[EXERCISE TASK] In the listing below, identify each line with the word "preflang" and return those lines.

(Dataset records)
########
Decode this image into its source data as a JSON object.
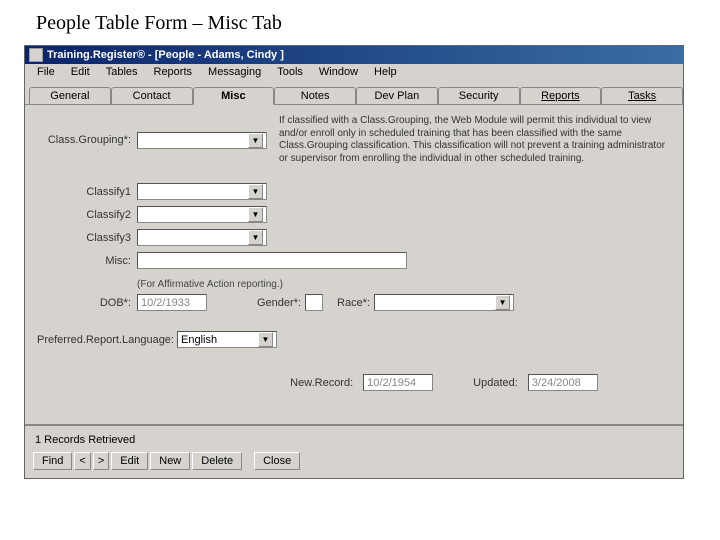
{
  "page_heading": "People Table Form – Misc Tab",
  "titlebar": "Training.Register® - [People - Adams, Cindy ]",
  "menu": {
    "file": "File",
    "edit": "Edit",
    "tables": "Tables",
    "reports": "Reports",
    "messaging": "Messaging",
    "tools": "Tools",
    "window": "Window",
    "help": "Help"
  },
  "tabs": {
    "general": "General",
    "contact": "Contact",
    "misc": "Misc",
    "notes": "Notes",
    "devplan": "Dev Plan",
    "security": "Security",
    "reports": "Reports",
    "tasks": "Tasks"
  },
  "labels": {
    "classgrouping": "Class.Grouping*:",
    "classify1": "Classify1",
    "classify2": "Classify2",
    "classify3": "Classify3",
    "misc": "Misc:",
    "aa_caption": "(For Affirmative Action reporting.)",
    "dob": "DOB*:",
    "gender": "Gender*:",
    "race": "Race*:",
    "preflang": "Preferred.Report.Language:",
    "newrecord": "New.Record:",
    "updated": "Updated:"
  },
  "help_text": "If classified with a Class.Grouping, the Web Module will permit this individual to view and/or enroll only in scheduled training that has been classified with the same Class.Grouping classification. This classification will not prevent a training administrator or supervisor from enrolling the individual in other scheduled training.",
  "values": {
    "classgrouping": "",
    "classify1": "",
    "classify2": "",
    "classify3": "",
    "misc": "",
    "dob": "10/2/1933",
    "gender": "",
    "race": "",
    "preflang": "English",
    "newrecord": "10/2/1954",
    "updated": "3/24/2008"
  },
  "status": "1 Records Retrieved",
  "buttons": {
    "find": "Find",
    "prev": "<",
    "next": ">",
    "edit": "Edit",
    "new": "New",
    "delete": "Delete",
    "close": "Close"
  }
}
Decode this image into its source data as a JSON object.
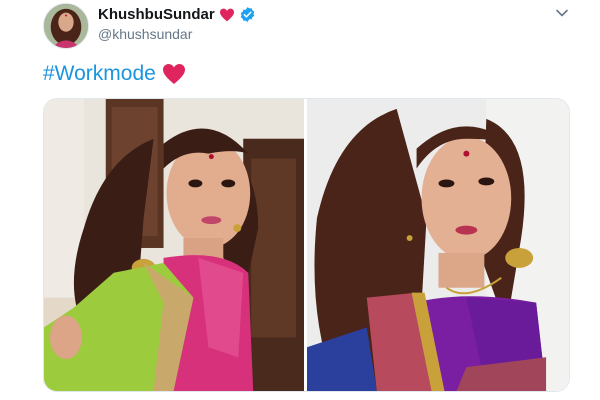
{
  "user": {
    "display_name": "KhushbuSundar",
    "handle": "@khushsundar",
    "avatar_icon": "profile-photo",
    "verified_icon": "verified-badge-icon",
    "name_emoji_icon": "red-heart-icon"
  },
  "tweet": {
    "hashtag": "#Workmode",
    "emoji_icon": "red-heart-icon",
    "menu_icon": "chevron-down-icon"
  },
  "media": {
    "count": 2,
    "photos": [
      {
        "name": "selfie-green-pink-saree"
      },
      {
        "name": "selfie-purple-saree"
      }
    ]
  },
  "colors": {
    "link": "#1b95e0",
    "heart": "#e0245e",
    "verified": "#1da1f2",
    "text": "#14171a",
    "secondary_text": "#657786",
    "border": "#e1e8ed"
  }
}
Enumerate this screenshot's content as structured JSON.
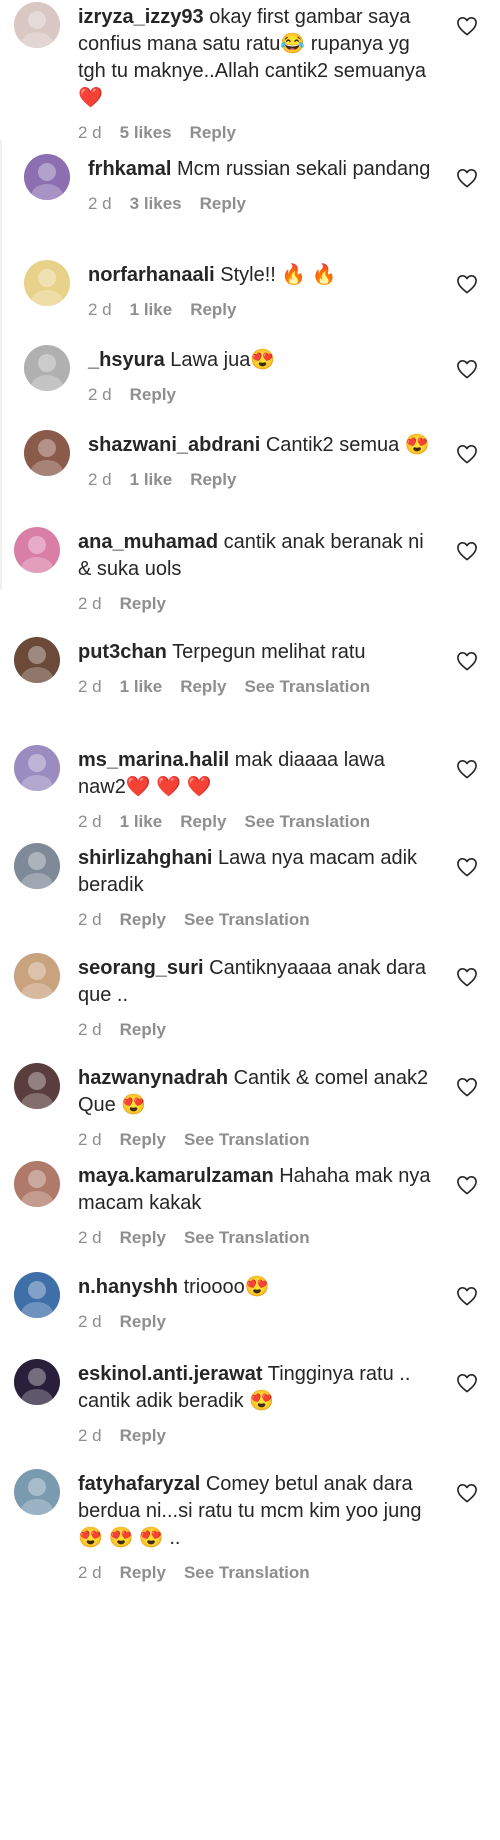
{
  "comments": [
    {
      "username": "izryza_izzy93",
      "text": "okay first gambar saya confius mana satu ratu😂 rupanya yg tgh tu maknye..Allah cantik2 semuanya ❤️",
      "time": "2 d",
      "likes": "5 likes",
      "reply": "Reply",
      "translate": "",
      "avatar_color": "#d9c7c3"
    },
    {
      "username": "frhkamal",
      "text": "Mcm russian sekali pandang",
      "time": "2 d",
      "likes": "3 likes",
      "reply": "Reply",
      "translate": "",
      "avatar_color": "#8c6fb0"
    },
    {
      "username": "norfarhanaali",
      "text": "Style!! 🔥 🔥",
      "time": "2 d",
      "likes": "1 like",
      "reply": "Reply",
      "translate": "",
      "avatar_color": "#e8d28a"
    },
    {
      "username": "_hsyura",
      "text": "Lawa jua😍",
      "time": "2 d",
      "likes": "",
      "reply": "Reply",
      "translate": "",
      "avatar_color": "#b0b0b0"
    },
    {
      "username": "shazwani_abdrani",
      "text": "Cantik2 semua 😍",
      "time": "2 d",
      "likes": "1 like",
      "reply": "Reply",
      "translate": "",
      "avatar_color": "#8a5a4a"
    },
    {
      "username": "ana_muhamad",
      "text": "cantik anak beranak ni & suka uols",
      "time": "2 d",
      "likes": "",
      "reply": "Reply",
      "translate": "",
      "avatar_color": "#d97fa6"
    },
    {
      "username": "put3chan",
      "text": "Terpegun melihat ratu",
      "time": "2 d",
      "likes": "1 like",
      "reply": "Reply",
      "translate": "See Translation",
      "avatar_color": "#6b4a3a"
    },
    {
      "username": "ms_marina.halil",
      "text": "mak diaaaa lawa naw2❤️ ❤️ ❤️",
      "time": "2 d",
      "likes": "1 like",
      "reply": "Reply",
      "translate": "See Translation",
      "avatar_color": "#9a8cc0"
    },
    {
      "username": "shirlizahghani",
      "text": "Lawa nya macam adik beradik",
      "time": "2 d",
      "likes": "",
      "reply": "Reply",
      "translate": "See Translation",
      "avatar_color": "#7f8a98"
    },
    {
      "username": "seorang_suri",
      "text": "Cantiknyaaaa anak dara que ..",
      "time": "2 d",
      "likes": "",
      "reply": "Reply",
      "translate": "",
      "avatar_color": "#c9a27e"
    },
    {
      "username": "hazwanynadrah",
      "text": "Cantik & comel anak2 Que 😍",
      "time": "2 d",
      "likes": "",
      "reply": "Reply",
      "translate": "See Translation",
      "avatar_color": "#5a3d3d"
    },
    {
      "username": "maya.kamarulzaman",
      "text": "Hahaha mak nya macam kakak",
      "time": "2 d",
      "likes": "",
      "reply": "Reply",
      "translate": "See Translation",
      "avatar_color": "#b07a6a"
    },
    {
      "username": "n.hanyshh",
      "text": "trioooo😍",
      "time": "2 d",
      "likes": "",
      "reply": "Reply",
      "translate": "",
      "avatar_color": "#3e6fa8"
    },
    {
      "username": "eskinol.anti.jerawat",
      "text": "Tingginya ratu .. cantik adik beradik 😍",
      "time": "2 d",
      "likes": "",
      "reply": "Reply",
      "translate": "",
      "avatar_color": "#2a1f3a"
    },
    {
      "username": "fatyhafaryzal",
      "text": "Comey betul anak dara berdua ni...si ratu tu mcm kim yoo jung😍 😍 😍 ..",
      "time": "2 d",
      "likes": "",
      "reply": "Reply",
      "translate": "See Translation",
      "avatar_color": "#7a9ab0"
    }
  ]
}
########
[RESULT FOR THIS EXERCISE]
    "preflang": "Preferred.Report.Language:",
    "preflang": "English",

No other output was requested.